**Dataset excerpts:**
*****

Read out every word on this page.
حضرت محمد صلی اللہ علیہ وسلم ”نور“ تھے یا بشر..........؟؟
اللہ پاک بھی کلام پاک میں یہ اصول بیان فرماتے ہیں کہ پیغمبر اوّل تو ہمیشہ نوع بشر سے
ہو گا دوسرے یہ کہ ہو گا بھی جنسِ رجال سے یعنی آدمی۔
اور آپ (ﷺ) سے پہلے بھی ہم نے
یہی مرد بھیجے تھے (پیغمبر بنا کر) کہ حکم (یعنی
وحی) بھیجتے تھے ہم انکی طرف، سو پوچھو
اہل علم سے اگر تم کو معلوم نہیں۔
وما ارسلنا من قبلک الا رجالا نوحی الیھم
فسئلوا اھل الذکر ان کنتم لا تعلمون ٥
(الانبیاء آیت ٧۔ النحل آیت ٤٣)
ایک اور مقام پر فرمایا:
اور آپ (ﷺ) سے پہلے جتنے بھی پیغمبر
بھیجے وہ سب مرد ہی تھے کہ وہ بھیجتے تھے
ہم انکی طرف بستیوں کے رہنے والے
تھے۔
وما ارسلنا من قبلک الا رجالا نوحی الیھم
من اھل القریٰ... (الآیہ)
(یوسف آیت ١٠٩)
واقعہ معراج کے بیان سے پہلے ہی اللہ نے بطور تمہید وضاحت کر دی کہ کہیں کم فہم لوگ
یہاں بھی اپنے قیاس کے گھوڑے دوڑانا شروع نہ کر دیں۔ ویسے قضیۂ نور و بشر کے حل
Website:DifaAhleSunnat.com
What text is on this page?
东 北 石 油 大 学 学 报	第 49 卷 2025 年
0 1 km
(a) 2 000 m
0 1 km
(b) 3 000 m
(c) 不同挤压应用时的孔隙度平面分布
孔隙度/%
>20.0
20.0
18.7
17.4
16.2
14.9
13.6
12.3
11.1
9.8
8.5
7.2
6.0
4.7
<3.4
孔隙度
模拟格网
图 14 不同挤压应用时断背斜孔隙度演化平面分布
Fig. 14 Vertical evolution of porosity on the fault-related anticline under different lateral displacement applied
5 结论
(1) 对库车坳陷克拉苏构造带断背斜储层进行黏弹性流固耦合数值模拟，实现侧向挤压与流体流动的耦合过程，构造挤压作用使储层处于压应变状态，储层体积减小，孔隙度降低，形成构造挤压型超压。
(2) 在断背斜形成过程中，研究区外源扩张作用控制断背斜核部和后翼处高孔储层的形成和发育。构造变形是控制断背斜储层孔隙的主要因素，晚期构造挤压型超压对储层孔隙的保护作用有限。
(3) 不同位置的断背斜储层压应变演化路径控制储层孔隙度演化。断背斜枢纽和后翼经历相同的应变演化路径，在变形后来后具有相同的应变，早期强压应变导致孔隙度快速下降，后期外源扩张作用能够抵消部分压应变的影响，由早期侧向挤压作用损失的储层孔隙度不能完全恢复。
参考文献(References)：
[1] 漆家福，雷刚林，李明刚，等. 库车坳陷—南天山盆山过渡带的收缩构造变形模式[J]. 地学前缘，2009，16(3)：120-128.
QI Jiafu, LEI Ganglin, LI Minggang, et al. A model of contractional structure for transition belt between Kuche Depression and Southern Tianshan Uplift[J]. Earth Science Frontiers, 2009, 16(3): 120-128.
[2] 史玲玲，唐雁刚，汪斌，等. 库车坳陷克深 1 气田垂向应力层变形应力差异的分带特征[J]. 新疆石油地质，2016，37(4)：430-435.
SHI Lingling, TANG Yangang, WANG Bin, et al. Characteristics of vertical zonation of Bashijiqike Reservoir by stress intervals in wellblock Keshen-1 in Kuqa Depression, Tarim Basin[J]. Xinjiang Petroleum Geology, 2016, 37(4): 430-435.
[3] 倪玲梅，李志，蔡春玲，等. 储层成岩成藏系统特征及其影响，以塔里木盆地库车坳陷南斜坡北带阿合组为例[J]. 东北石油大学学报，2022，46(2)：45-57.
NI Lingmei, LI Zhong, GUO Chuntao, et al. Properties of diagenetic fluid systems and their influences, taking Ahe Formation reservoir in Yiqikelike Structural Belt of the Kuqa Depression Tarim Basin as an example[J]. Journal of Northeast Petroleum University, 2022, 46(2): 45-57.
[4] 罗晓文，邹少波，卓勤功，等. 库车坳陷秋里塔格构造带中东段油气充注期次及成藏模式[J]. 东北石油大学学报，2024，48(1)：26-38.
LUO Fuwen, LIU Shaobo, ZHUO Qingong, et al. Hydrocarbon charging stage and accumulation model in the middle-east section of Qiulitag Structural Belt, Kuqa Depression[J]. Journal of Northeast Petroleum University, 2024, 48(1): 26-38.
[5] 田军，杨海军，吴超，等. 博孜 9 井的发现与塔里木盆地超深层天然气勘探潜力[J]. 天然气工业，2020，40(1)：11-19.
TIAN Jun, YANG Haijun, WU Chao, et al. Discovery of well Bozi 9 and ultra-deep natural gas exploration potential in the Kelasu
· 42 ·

*****

**Task prompt:**
Pick out the lines above that hold the string "Structural" and show them.

**Task result:**
NI Lingmei, LI Zhong, GUO Chuntao, et al. Properties of diagenetic fluid systems and their influences, taking Ahe Formation reservoir in Yiqikelike Structural Belt of the Kuqa Depression Tarim Basin as an example[J]. Journal of Northeast Petroleum University, 2022, 46(2): 45-57.
LUO Fuwen, LIU Shaobo, ZHUO Qingong, et al. Hydrocarbon charging stage and accumulation model in the middle-east section of Qiulitag Structural Belt, Kuqa Depression[J]. Journal of Northeast Petroleum University, 2024, 48(1): 26-38.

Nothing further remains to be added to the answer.